Region boundary data:

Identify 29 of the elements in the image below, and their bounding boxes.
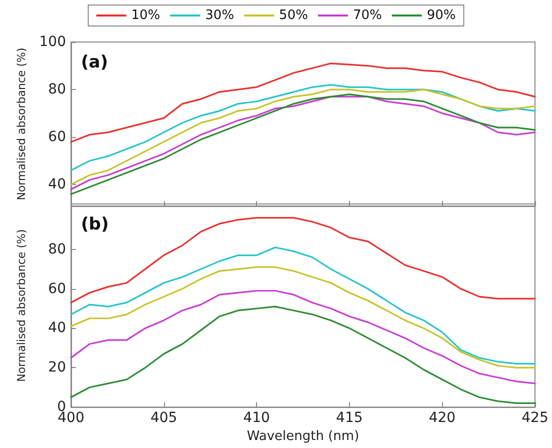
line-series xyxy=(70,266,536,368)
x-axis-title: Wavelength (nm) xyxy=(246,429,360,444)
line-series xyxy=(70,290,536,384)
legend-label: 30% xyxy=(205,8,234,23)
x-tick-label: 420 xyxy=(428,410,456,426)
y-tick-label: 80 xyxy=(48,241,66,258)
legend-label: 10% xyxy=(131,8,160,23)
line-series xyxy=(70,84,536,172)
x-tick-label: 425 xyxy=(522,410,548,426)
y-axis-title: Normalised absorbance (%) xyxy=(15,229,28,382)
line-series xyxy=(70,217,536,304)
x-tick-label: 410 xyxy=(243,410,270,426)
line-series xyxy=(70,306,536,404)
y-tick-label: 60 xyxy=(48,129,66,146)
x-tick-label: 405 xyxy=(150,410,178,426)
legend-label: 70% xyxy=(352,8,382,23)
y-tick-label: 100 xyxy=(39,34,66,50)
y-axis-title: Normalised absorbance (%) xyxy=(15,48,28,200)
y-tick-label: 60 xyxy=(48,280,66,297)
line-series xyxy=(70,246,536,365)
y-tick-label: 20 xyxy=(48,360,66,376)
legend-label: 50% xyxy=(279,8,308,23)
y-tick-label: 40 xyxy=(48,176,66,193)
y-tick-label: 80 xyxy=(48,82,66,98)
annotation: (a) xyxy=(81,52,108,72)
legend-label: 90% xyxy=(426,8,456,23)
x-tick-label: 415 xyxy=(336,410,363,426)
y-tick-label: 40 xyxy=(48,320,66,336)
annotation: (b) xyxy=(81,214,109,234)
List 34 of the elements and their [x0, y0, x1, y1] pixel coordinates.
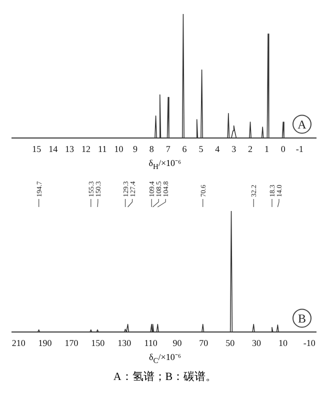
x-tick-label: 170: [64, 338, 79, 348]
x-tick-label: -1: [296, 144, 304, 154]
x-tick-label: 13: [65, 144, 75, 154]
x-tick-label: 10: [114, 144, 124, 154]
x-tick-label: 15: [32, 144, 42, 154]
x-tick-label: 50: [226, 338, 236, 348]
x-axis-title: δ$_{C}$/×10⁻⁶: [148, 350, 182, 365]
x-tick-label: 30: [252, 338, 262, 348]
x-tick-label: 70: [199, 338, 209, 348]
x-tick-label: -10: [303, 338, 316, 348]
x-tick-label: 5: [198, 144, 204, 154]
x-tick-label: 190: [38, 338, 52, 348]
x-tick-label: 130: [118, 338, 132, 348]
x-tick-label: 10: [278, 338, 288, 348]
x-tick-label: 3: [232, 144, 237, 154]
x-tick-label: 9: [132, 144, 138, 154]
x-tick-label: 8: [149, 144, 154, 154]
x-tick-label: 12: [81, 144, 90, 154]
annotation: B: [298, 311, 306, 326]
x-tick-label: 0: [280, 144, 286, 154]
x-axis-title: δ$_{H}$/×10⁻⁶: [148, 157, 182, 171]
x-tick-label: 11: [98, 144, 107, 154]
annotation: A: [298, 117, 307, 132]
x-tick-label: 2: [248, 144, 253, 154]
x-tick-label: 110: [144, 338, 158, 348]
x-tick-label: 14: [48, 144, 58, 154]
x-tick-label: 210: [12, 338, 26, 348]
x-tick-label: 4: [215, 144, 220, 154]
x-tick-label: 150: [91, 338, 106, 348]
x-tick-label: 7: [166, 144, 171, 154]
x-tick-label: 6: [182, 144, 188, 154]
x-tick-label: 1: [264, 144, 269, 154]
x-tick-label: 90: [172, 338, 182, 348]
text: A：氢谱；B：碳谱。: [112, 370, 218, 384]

## Goal
Arrange every line of the records above as a JSON list of strings, one string per line, skipping blank lines and leaving out the picture lines.

## Answer below
[
  "Identify 29 of the elements in the image below, and their bounding boxes.",
  "line-series xyxy=(70,266,536,368)",
  "x-axis-title: Wavelength (nm) xyxy=(246,429,360,444)",
  "line-series xyxy=(70,290,536,384)",
  "legend-label: 30% xyxy=(205,8,234,23)",
  "x-tick-label: 420 xyxy=(428,410,456,426)",
  "y-tick-label: 80 xyxy=(48,241,66,258)",
  "legend-label: 10% xyxy=(131,8,160,23)",
  "line-series xyxy=(70,84,536,172)",
  "x-tick-label: 425 xyxy=(522,410,548,426)",
  "y-axis-title: Normalised absorbance (%) xyxy=(15,229,28,382)",
  "line-series xyxy=(70,217,536,304)",
  "x-tick-label: 410 xyxy=(243,410,270,426)",
  "line-series xyxy=(70,306,536,404)",
  "y-tick-label: 60 xyxy=(48,129,66,146)",
  "x-tick-label: 405 xyxy=(150,410,178,426)",
  "legend-label: 70% xyxy=(352,8,382,23)",
  "y-tick-label: 100 xyxy=(39,34,66,50)",
  "y-axis-title: Normalised absorbance (%) xyxy=(15,48,28,200)",
  "y-tick-label: 60 xyxy=(48,280,66,297)",
  "line-series xyxy=(70,246,536,365)",
  "y-tick-label: 20 xyxy=(48,360,66,376)",
  "legend-label: 50% xyxy=(279,8,308,23)",
  "y-tick-label: 40 xyxy=(48,176,66,193)",
  "y-tick-label: 80 xyxy=(48,82,66,98)",
  "annotation: (a) xyxy=(81,52,108,72)",
  "legend-label: 90% xyxy=(426,8,456,23)",
  "x-tick-label: 415 xyxy=(336,410,363,426)",
  "y-tick-label: 40 xyxy=(48,320,66,336)",
  "annotation: (b) xyxy=(81,214,109,234)",
  "List 34 of the elements and their [x0, y0, x1, y1] pixel coordinates.",
  "x-tick-label: 170: [64, 338, 79, 348]",
  "x-tick-label: -1: [296, 144, 304, 154]",
  "x-tick-label: 13: [65, 144, 75, 154]",
  "x-tick-label: 10: [114, 144, 124, 154]",
  "x-tick-label: 15: [32, 144, 42, 154]",
  "x-tick-label: 50: [226, 338, 236, 348]",
  "x-axis-title: δ$_{C}$/×10⁻⁶: [148, 350, 182, 365]",
  "x-tick-label: 30: [252, 338, 262, 348]",
  "x-tick-label: 70: [199, 338, 209, 348]",
  "x-tick-label: -10: [303, 338, 316, 348]",
  "x-tick-label: 5: [198, 144, 204, 154]",
  "x-tick-label: 190: [38, 338, 52, 348]",
  "x-tick-label: 130: [118, 338, 132, 348]",
  "x-tick-label: 10: [278, 338, 288, 348]",
  "x-tick-label: 3: [232, 144, 237, 154]",
  "x-tick-label: 9: [132, 144, 138, 154]",
  "x-tick-label: 8: [149, 144, 154, 154]",
  "x-tick-label: 12: [81, 144, 90, 154]",
  "annotation: B: [298, 311, 306, 326]",
  "x-tick-label: 0: [280, 144, 286, 154]",
  "x-axis-title: δ$_{H}$/×10⁻⁶: [148, 157, 182, 171]",
  "x-tick-label: 11: [98, 144, 107, 154]",
  "annotation: A: [298, 117, 307, 132]",
  "x-tick-label: 2: [248, 144, 253, 154]",
  "x-tick-label: 110: [144, 338, 158, 348]",
  "x-tick-label: 14: [48, 144, 58, 154]",
  "x-tick-label: 210: [12, 338, 26, 348]",
  "x-tick-label: 4: [215, 144, 220, 154]",
  "x-tick-label: 150: [91, 338, 106, 348]",
  "x-tick-label: 7: [166, 144, 171, 154]",
  "x-tick-label: 6: [182, 144, 188, 154]",
  "x-tick-label: 1: [264, 144, 269, 154]",
  "x-tick-label: 90: [172, 338, 182, 348]",
  "text: A：氢谱；B：碳谱。: [112, 370, 218, 384]"
]